_WHAT YOU NEED TO DO_
Below are some records. Say how many of their lines contain the string "indicating", and give nothing but the number.

============================================================

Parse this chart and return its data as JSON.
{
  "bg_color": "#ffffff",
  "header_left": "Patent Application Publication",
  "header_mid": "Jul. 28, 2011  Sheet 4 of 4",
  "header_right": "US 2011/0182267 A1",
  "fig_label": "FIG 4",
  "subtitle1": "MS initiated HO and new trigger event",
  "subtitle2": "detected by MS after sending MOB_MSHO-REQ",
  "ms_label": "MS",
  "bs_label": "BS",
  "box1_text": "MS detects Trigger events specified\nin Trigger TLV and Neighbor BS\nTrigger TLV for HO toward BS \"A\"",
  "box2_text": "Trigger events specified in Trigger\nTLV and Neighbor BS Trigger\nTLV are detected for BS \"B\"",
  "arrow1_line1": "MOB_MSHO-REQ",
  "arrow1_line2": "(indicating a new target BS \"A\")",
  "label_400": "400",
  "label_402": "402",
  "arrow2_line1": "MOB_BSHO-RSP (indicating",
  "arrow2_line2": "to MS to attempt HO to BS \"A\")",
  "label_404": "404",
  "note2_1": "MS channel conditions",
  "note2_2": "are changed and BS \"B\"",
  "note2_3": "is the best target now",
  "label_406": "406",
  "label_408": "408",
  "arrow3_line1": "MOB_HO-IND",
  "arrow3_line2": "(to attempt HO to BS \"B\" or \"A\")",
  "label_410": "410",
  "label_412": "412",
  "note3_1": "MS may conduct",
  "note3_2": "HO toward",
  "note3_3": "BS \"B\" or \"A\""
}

============================================================

_FINAL RESULT_
2